_Job_
Count the lines in the items below that contain the string "When", treating uppercase and lowercase letters as distinct. Give only the number.

_Element and coordinate records_

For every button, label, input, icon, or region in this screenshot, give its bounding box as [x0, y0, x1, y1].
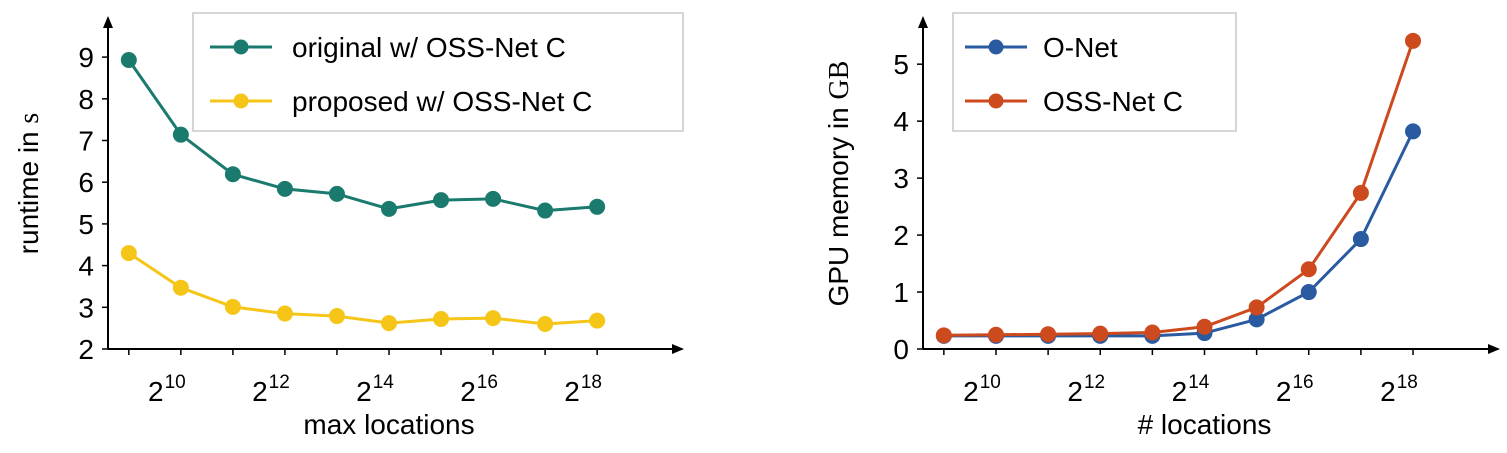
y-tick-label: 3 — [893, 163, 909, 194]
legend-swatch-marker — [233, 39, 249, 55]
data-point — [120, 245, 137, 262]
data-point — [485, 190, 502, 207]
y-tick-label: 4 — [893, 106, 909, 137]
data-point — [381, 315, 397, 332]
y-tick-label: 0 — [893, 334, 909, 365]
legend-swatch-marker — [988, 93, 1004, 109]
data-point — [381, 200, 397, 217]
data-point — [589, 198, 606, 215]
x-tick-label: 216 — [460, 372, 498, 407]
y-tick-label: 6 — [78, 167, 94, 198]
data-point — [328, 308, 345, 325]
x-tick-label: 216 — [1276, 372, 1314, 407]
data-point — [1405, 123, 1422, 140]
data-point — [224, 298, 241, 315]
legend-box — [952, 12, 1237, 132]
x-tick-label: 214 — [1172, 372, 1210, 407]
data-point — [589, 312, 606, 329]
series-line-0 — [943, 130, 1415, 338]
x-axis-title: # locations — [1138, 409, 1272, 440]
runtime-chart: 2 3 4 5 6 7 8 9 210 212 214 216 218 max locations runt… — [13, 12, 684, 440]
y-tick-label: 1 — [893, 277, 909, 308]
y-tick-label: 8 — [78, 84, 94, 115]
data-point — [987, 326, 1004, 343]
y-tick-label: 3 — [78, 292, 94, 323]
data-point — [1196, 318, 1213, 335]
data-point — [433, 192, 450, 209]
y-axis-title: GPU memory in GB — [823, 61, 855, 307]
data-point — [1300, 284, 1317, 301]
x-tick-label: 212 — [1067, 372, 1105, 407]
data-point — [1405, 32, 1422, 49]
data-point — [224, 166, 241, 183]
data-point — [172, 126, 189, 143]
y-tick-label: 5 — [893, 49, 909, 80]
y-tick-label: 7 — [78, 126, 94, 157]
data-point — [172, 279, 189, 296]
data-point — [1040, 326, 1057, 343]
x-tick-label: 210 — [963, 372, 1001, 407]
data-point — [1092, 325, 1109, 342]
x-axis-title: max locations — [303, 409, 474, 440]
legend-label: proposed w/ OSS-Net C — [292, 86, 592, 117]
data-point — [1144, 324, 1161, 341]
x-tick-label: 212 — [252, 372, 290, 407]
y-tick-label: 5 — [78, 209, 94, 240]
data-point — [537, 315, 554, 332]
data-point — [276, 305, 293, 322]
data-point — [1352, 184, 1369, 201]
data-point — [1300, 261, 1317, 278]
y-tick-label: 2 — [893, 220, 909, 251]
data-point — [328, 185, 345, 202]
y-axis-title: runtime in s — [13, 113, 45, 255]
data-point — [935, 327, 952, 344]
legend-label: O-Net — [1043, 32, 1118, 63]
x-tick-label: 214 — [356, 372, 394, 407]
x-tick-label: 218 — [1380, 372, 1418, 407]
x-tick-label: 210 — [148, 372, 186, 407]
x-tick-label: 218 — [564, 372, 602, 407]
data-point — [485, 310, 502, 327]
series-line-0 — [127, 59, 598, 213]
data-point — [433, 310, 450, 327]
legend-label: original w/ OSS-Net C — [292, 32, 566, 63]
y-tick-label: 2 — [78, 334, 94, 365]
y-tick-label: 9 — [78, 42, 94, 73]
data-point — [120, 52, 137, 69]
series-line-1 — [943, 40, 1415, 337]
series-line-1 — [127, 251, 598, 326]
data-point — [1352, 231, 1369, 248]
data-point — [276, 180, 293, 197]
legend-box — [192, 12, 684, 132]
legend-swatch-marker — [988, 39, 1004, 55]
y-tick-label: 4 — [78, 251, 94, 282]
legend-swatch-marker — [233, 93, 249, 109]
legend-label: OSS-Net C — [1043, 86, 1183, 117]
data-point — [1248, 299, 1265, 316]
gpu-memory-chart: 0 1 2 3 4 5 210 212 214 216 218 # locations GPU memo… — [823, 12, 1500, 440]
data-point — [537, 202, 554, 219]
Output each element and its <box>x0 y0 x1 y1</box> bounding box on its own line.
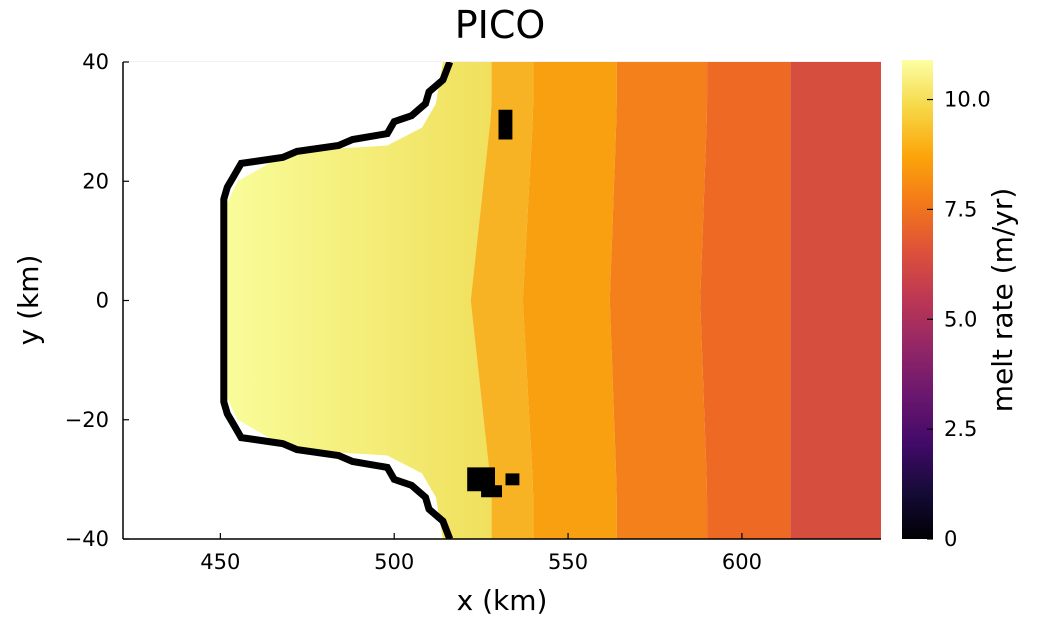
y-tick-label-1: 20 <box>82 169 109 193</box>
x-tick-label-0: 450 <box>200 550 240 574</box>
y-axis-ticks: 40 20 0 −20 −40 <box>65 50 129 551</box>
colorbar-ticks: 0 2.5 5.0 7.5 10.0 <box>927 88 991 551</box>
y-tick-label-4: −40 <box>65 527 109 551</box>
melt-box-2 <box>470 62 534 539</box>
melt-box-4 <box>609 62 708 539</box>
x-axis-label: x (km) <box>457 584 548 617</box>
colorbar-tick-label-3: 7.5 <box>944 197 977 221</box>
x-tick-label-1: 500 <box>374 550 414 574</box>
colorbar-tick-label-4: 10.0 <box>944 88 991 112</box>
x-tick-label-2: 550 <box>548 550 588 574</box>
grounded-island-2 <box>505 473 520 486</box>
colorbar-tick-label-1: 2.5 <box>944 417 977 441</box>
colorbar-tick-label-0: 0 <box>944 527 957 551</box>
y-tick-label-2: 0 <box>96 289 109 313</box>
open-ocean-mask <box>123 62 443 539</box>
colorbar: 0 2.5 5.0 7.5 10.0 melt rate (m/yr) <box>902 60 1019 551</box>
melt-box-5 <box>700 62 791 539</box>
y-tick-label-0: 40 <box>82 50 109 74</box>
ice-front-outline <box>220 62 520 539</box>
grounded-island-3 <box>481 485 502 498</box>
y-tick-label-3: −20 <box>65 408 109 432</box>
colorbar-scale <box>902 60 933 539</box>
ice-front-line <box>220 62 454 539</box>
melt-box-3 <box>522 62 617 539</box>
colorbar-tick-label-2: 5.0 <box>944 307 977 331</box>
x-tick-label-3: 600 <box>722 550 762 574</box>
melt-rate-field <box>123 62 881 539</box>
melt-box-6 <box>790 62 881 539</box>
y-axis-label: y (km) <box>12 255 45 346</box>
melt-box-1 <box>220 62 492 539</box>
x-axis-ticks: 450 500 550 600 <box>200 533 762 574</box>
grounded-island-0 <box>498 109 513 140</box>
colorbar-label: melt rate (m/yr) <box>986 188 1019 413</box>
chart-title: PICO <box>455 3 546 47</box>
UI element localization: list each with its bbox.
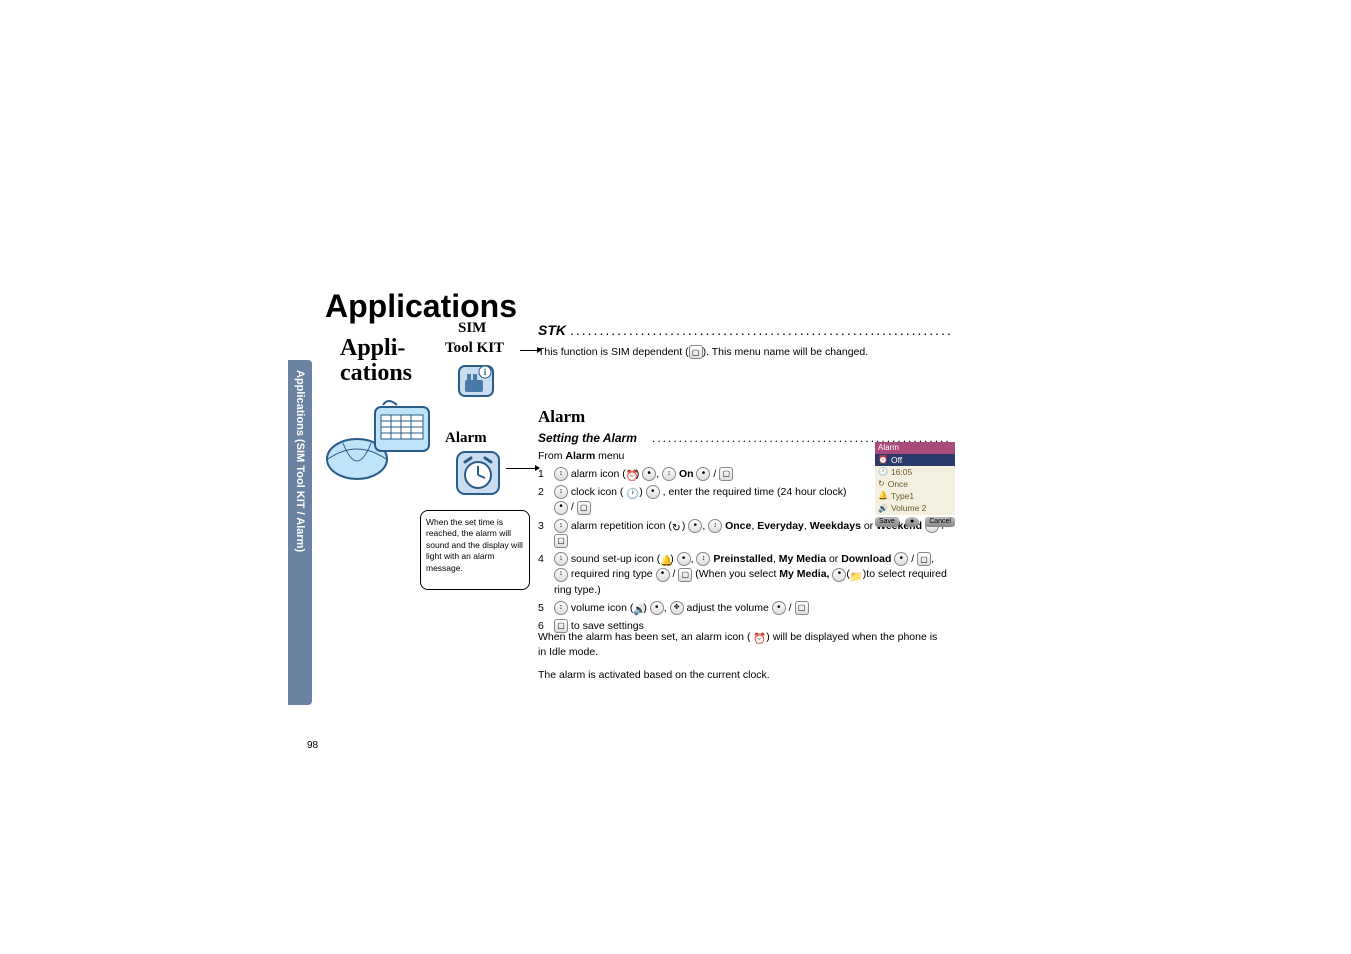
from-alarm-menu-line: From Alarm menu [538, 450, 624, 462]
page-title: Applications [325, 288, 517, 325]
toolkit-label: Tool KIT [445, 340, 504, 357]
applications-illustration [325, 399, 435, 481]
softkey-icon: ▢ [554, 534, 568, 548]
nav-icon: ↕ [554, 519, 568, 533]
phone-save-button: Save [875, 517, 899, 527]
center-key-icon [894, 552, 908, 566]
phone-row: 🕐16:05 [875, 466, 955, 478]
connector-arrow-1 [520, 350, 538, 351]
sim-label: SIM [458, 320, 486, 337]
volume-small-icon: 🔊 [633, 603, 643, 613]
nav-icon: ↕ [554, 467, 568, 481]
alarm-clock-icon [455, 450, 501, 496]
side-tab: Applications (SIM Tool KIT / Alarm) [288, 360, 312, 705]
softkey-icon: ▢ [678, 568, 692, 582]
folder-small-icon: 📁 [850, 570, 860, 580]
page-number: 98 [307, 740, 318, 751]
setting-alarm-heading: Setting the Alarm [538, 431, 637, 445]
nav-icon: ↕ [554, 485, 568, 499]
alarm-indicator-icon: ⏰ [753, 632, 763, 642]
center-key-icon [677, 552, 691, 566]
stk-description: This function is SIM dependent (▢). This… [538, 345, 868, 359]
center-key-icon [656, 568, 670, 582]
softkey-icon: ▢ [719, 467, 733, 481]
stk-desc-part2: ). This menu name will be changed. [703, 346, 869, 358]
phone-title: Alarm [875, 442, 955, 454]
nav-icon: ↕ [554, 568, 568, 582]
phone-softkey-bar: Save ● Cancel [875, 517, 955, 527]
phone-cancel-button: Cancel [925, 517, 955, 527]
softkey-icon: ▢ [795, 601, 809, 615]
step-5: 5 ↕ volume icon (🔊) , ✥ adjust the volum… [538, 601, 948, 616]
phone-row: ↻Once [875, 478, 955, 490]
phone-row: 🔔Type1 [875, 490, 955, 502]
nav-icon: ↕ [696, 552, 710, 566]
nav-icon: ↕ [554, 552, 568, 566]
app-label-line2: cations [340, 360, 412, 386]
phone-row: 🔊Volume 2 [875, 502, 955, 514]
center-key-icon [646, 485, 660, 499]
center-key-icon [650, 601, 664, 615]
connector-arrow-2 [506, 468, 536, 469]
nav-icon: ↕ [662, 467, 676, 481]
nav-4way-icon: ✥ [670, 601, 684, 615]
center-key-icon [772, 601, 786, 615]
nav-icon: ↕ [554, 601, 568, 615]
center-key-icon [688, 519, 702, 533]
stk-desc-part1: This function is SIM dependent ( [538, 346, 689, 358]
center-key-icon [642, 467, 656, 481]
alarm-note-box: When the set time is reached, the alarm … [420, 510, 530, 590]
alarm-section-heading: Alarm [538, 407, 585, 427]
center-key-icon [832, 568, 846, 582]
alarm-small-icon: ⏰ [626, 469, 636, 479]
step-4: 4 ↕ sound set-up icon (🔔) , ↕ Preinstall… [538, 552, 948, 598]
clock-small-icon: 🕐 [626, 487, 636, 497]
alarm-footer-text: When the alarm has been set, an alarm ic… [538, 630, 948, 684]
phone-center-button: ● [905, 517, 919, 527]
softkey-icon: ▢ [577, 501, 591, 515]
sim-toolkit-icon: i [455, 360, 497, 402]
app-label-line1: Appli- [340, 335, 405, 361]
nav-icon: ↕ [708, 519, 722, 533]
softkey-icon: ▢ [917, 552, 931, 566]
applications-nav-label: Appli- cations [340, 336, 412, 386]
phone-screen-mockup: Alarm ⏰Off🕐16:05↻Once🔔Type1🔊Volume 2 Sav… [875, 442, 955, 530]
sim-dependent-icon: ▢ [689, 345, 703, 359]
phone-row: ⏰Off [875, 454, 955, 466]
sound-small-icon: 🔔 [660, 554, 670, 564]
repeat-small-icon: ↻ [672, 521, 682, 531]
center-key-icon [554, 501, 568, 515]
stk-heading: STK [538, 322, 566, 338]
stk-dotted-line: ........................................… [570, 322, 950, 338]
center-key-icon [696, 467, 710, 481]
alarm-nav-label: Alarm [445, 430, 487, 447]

_Output of the task_
2